## Exercise objective:
Set down each line of the data below exactly as it stands, dropping the pictures.

:: Source records ::

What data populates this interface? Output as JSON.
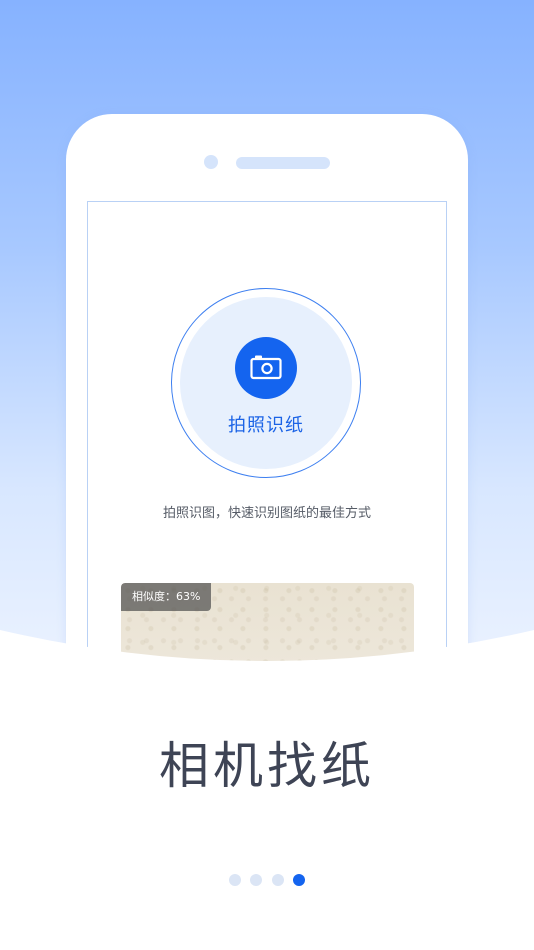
{
  "scan": {
    "button_label": "拍照识纸",
    "icon": "camera-icon"
  },
  "description": "拍照识图，快速识别图纸的最佳方式",
  "result": {
    "similarity_label": "相似度：63%"
  },
  "caption": "相机找纸",
  "pagination": {
    "total": 4,
    "current": 4
  },
  "colors": {
    "accent": "#1464ef",
    "sky_top": "#86b2ff",
    "caption_text": "#3e4455"
  }
}
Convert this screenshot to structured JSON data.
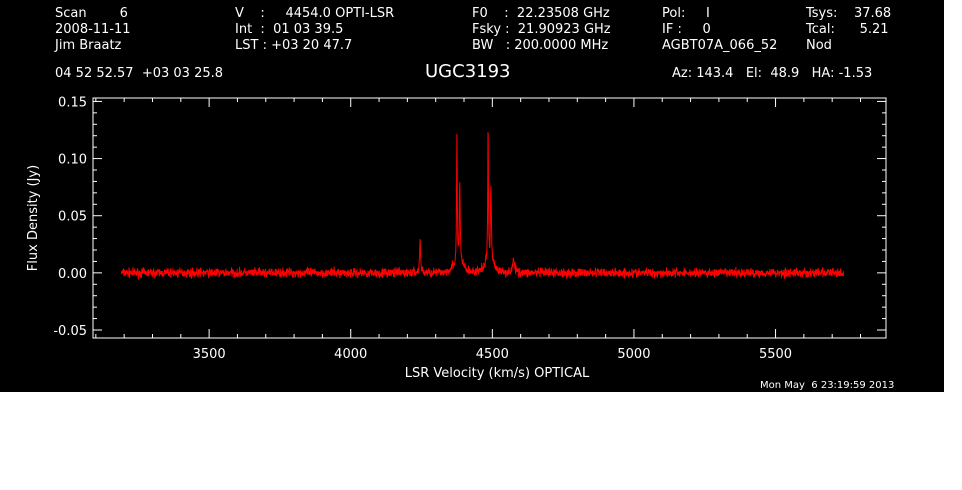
{
  "header": {
    "col1": [
      "Scan        6",
      "2008-11-11",
      "Jim Braatz"
    ],
    "col2": [
      "V    :     4454.0 OPTI-LSR",
      "Int  :  01 03 39.5",
      "LST : +03 20 47.7"
    ],
    "col3": [
      "F0    :  22.23508 GHz",
      "Fsky :  21.90923 GHz",
      "BW   : 200.0000 MHz"
    ],
    "col4": [
      "Pol:     I",
      "IF :     0",
      "AGBT07A_066_52"
    ],
    "col5": [
      "Tsys:    37.68",
      "Tcal:      5.21",
      "Nod"
    ],
    "coords": "04 52 52.57  +03 03 25.8",
    "source": "UGC3193",
    "azel": "Az: 143.4   El:  48.9   HA: -1.53",
    "timestamp": "Mon May  6 23:19:59 2013"
  },
  "colors": {
    "background": "#000000",
    "axes": "#ffffff",
    "trace": "#ff0000"
  },
  "chart_data": {
    "type": "line",
    "xlabel": "LSR Velocity (km/s) OPTICAL",
    "ylabel": "Flux Density (Jy)",
    "xlim": [
      3090,
      5890
    ],
    "ylim": [
      -0.057,
      0.153
    ],
    "xticks": [
      3500,
      4000,
      4500,
      5000,
      5500
    ],
    "xtick_labels": [
      "3500",
      "4000",
      "4500",
      "5000",
      "5500"
    ],
    "yticks": [
      -0.05,
      0.0,
      0.05,
      0.1,
      0.15
    ],
    "ytick_labels": [
      "-0.05",
      "0.00",
      "0.05",
      "0.10",
      "0.15"
    ],
    "x_range": [
      3190,
      5740
    ],
    "baseline_noise_jy": 0.003,
    "features": [
      {
        "center": 4245,
        "peak": 0.029,
        "width": 2
      },
      {
        "center": 4360,
        "peak": 0.005,
        "width": 10
      },
      {
        "center": 4375,
        "peak": 0.117,
        "width": 1.5
      },
      {
        "center": 4385,
        "peak": 0.073,
        "width": 2
      },
      {
        "center": 4395,
        "peak": 0.006,
        "width": 8
      },
      {
        "center": 4475,
        "peak": 0.005,
        "width": 10
      },
      {
        "center": 4485,
        "peak": 0.125,
        "width": 1.5
      },
      {
        "center": 4495,
        "peak": 0.071,
        "width": 2
      },
      {
        "center": 4505,
        "peak": 0.006,
        "width": 8
      },
      {
        "center": 4575,
        "peak": 0.01,
        "width": 5
      }
    ]
  }
}
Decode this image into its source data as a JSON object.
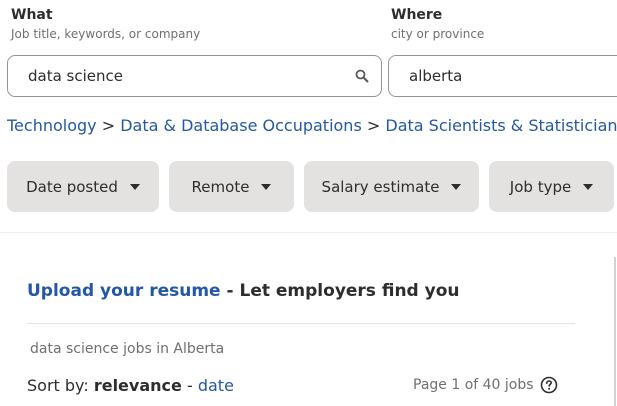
{
  "search": {
    "what_label": "What",
    "what_sub": "Job title, keywords, or company",
    "what_value": "data science",
    "where_label": "Where",
    "where_sub": "city or province",
    "where_value": "alberta"
  },
  "breadcrumb": {
    "items": [
      "Technology",
      "Data & Database Occupations",
      "Data Scientists & Statisticians"
    ],
    "separator": ">"
  },
  "filters": [
    "Date posted",
    "Remote",
    "Salary estimate",
    "Job type"
  ],
  "promo": {
    "link": "Upload your resume",
    "text": " - Let employers find you"
  },
  "results": {
    "count_text": "data science jobs in Alberta",
    "sort_label": "Sort by:",
    "sort_active": "relevance",
    "sort_dash": "-",
    "sort_alt": "date",
    "page_text": "Page 1 of 40 jobs"
  },
  "colors": {
    "link": "#2557a7",
    "chip": "#e4e2e0"
  }
}
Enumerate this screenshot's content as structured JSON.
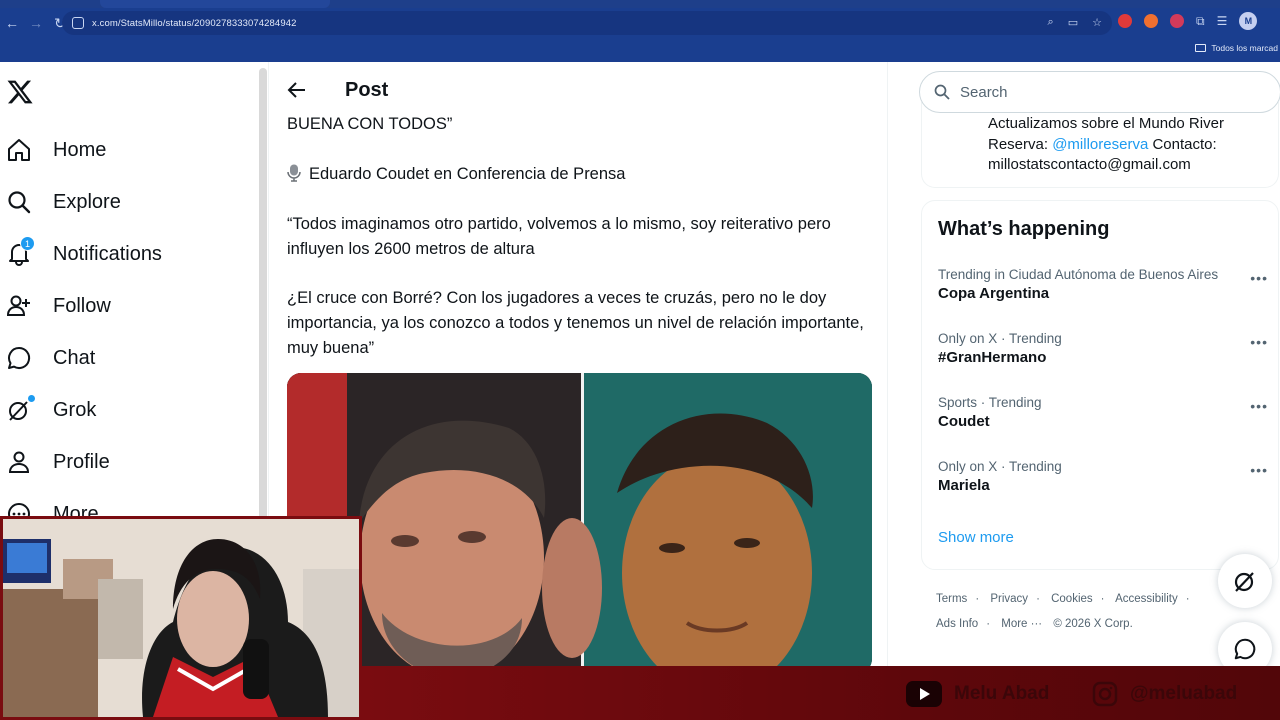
{
  "browser": {
    "url": "x.com/StatsMillo/status/2090278333074284942",
    "bookmarks_label": "Todos los marcad",
    "profile_initial": "M"
  },
  "nav": {
    "items": [
      {
        "label": "Home",
        "icon": "home-icon"
      },
      {
        "label": "Explore",
        "icon": "search-icon"
      },
      {
        "label": "Notifications",
        "icon": "bell-icon",
        "badge": "1"
      },
      {
        "label": "Follow",
        "icon": "follow-icon"
      },
      {
        "label": "Chat",
        "icon": "chat-icon"
      },
      {
        "label": "Grok",
        "icon": "grok-icon"
      },
      {
        "label": "Profile",
        "icon": "profile-icon"
      },
      {
        "label": "More",
        "icon": "more-icon"
      }
    ]
  },
  "post": {
    "header_title": "Post",
    "quote_end": "BUENA CON TODOS”",
    "source_line": "Eduardo Coudet en Conferencia de Prensa",
    "paragraph1": "“Todos imaginamos otro partido, volvemos a lo mismo, soy reiterativo pero influyen los 2600 metros de altura",
    "paragraph2": "¿El cruce con Borré? Con los jugadores a veces te cruzás, pero no le doy importancia, ya los conozco a todos y tenemos un nivel de relación importante, muy buena”"
  },
  "search": {
    "placeholder": "Search"
  },
  "bio": {
    "line_a": "Actualizamos sobre el Mundo River",
    "line_b_prefix": "Reserva: ",
    "line_b_link": "@milloreserva",
    "line_b_suffix": " Contacto:",
    "line_c": "millostatscontacto@gmail.com"
  },
  "whats_happening": {
    "title": "What’s happening",
    "trends": [
      {
        "context": "Trending in Ciudad Autónoma de Buenos Aires",
        "name": "Copa Argentina"
      },
      {
        "context": "Only on X · Trending",
        "name": "#GranHermano"
      },
      {
        "context": "Sports · Trending",
        "name": "Coudet"
      },
      {
        "context": "Only on X · Trending",
        "name": "Mariela"
      }
    ],
    "show_more": "Show more"
  },
  "footer": {
    "links": [
      "Terms",
      "Privacy",
      "Cookies",
      "Accessibility",
      "Ads Info",
      "More ···"
    ],
    "copyright": "© 2026 X Corp."
  },
  "overlay": {
    "youtube_handle": "Melu Abad",
    "instagram_handle": "@meluabad"
  },
  "colors": {
    "accent": "#1d9bf0",
    "browser_chrome": "#1a3e8f",
    "overlay_red": "#7a0c10"
  }
}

:::

## Task output:
What data populates this interface? Output as JSON.
{
  "scan": {
    "button_label": "拍照识纸",
    "icon": "camera-icon"
  },
  "description": "拍照识图，快速识别图纸的最佳方式",
  "result": {
    "similarity_label": "相似度：63%"
  },
  "caption": "相机找纸",
  "pagination": {
    "total": 4,
    "current": 4
  },
  "colors": {
    "accent": "#1464ef",
    "sky_top": "#86b2ff",
    "caption_text": "#3e4455"
  }
}
Convert this screenshot to structured JSON data.
{
  "header": {
    "col1": [
      "Scan        6",
      "2008-11-11",
      "Jim Braatz"
    ],
    "col2": [
      "V    :     4454.0 OPTI-LSR",
      "Int  :  01 03 39.5",
      "LST : +03 20 47.7"
    ],
    "col3": [
      "F0    :  22.23508 GHz",
      "Fsky :  21.90923 GHz",
      "BW   : 200.0000 MHz"
    ],
    "col4": [
      "Pol:     I",
      "IF :     0",
      "AGBT07A_066_52"
    ],
    "col5": [
      "Tsys:    37.68",
      "Tcal:      5.21",
      "Nod"
    ],
    "coords": "04 52 52.57  +03 03 25.8",
    "source": "UGC3193",
    "azel": "Az: 143.4   El:  48.9   HA: -1.53",
    "timestamp": "Mon May  6 23:19:59 2013"
  },
  "colors": {
    "background": "#000000",
    "axes": "#ffffff",
    "trace": "#ff0000"
  },
  "chart_data": {
    "type": "line",
    "xlabel": "LSR Velocity (km/s) OPTICAL",
    "ylabel": "Flux Density (Jy)",
    "xlim": [
      3090,
      5890
    ],
    "ylim": [
      -0.057,
      0.153
    ],
    "xticks": [
      3500,
      4000,
      4500,
      5000,
      5500
    ],
    "xtick_labels": [
      "3500",
      "4000",
      "4500",
      "5000",
      "5500"
    ],
    "yticks": [
      -0.05,
      0.0,
      0.05,
      0.1,
      0.15
    ],
    "ytick_labels": [
      "-0.05",
      "0.00",
      "0.05",
      "0.10",
      "0.15"
    ],
    "x_range": [
      3190,
      5740
    ],
    "baseline_noise_jy": 0.003,
    "features": [
      {
        "center": 4245,
        "peak": 0.029,
        "width": 2
      },
      {
        "center": 4360,
        "peak": 0.005,
        "width": 10
      },
      {
        "center": 4375,
        "peak": 0.117,
        "width": 1.5
      },
      {
        "center": 4385,
        "peak": 0.073,
        "width": 2
      },
      {
        "center": 4395,
        "peak": 0.006,
        "width": 8
      },
      {
        "center": 4475,
        "peak": 0.005,
        "width": 10
      },
      {
        "center": 4485,
        "peak": 0.125,
        "width": 1.5
      },
      {
        "center": 4495,
        "peak": 0.071,
        "width": 2
      },
      {
        "center": 4505,
        "peak": 0.006,
        "width": 8
      },
      {
        "center": 4575,
        "peak": 0.01,
        "width": 5
      }
    ]
  }
}
Decode this image into its source data as a JSON object.
{
  "search": {
    "what_label": "What",
    "what_sub": "Job title, keywords, or company",
    "what_value": "data science",
    "where_label": "Where",
    "where_sub": "city or province",
    "where_value": "alberta"
  },
  "breadcrumb": {
    "items": [
      "Technology",
      "Data & Database Occupations",
      "Data Scientists & Statisticians"
    ],
    "separator": ">"
  },
  "filters": [
    "Date posted",
    "Remote",
    "Salary estimate",
    "Job type"
  ],
  "promo": {
    "link": "Upload your resume",
    "text": " - Let employers find you"
  },
  "results": {
    "count_text": "data science jobs in Alberta",
    "sort_label": "Sort by:",
    "sort_active": "relevance",
    "sort_dash": "-",
    "sort_alt": "date",
    "page_text": "Page 1 of 40 jobs"
  },
  "colors": {
    "link": "#2557a7",
    "chip": "#e4e2e0"
  }
}
Enumerate this screenshot's content as structured JSON.
{
  "browser": {
    "url": "x.com/StatsMillo/status/2090278333074284942",
    "bookmarks_label": "Todos los marcad",
    "profile_initial": "M"
  },
  "nav": {
    "items": [
      {
        "label": "Home",
        "icon": "home-icon"
      },
      {
        "label": "Explore",
        "icon": "search-icon"
      },
      {
        "label": "Notifications",
        "icon": "bell-icon",
        "badge": "1"
      },
      {
        "label": "Follow",
        "icon": "follow-icon"
      },
      {
        "label": "Chat",
        "icon": "chat-icon"
      },
      {
        "label": "Grok",
        "icon": "grok-icon"
      },
      {
        "label": "Profile",
        "icon": "profile-icon"
      },
      {
        "label": "More",
        "icon": "more-icon"
      }
    ]
  },
  "post": {
    "header_title": "Post",
    "quote_end": "BUENA CON TODOS”",
    "source_line": "Eduardo Coudet en Conferencia de Prensa",
    "paragraph1": "“Todos imaginamos otro partido, volvemos a lo mismo, soy reiterativo pero influyen los 2600 metros de altura",
    "paragraph2": "¿El cruce con Borré? Con los jugadores a veces te cruzás, pero no le doy importancia, ya los conozco a todos y tenemos un nivel de relación importante, muy buena”"
  },
  "search": {
    "placeholder": "Search"
  },
  "bio": {
    "line_a": "Actualizamos sobre el Mundo River",
    "line_b_prefix": "Reserva: ",
    "line_b_link": "@milloreserva",
    "line_b_suffix": " Contacto:",
    "line_c": "millostatscontacto@gmail.com"
  },
  "whats_happening": {
    "title": "What’s happening",
    "trends": [
      {
        "context": "Trending in Ciudad Autónoma de Buenos Aires",
        "name": "Copa Argentina"
      },
      {
        "context": "Only on X · Trending",
        "name": "#GranHermano"
      },
      {
        "context": "Sports · Trending",
        "name": "Coudet"
      },
      {
        "context": "Only on X · Trending",
        "name": "Mariela"
      }
    ],
    "show_more": "Show more"
  },
  "footer": {
    "links": [
      "Terms",
      "Privacy",
      "Cookies",
      "Accessibility",
      "Ads Info",
      "More ···"
    ],
    "copyright": "© 2026 X Corp."
  },
  "overlay": {
    "youtube_handle": "Melu Abad",
    "instagram_handle": "@meluabad"
  },
  "colors": {
    "accent": "#1d9bf0",
    "browser_chrome": "#1a3e8f",
    "overlay_red": "#7a0c10"
  }
}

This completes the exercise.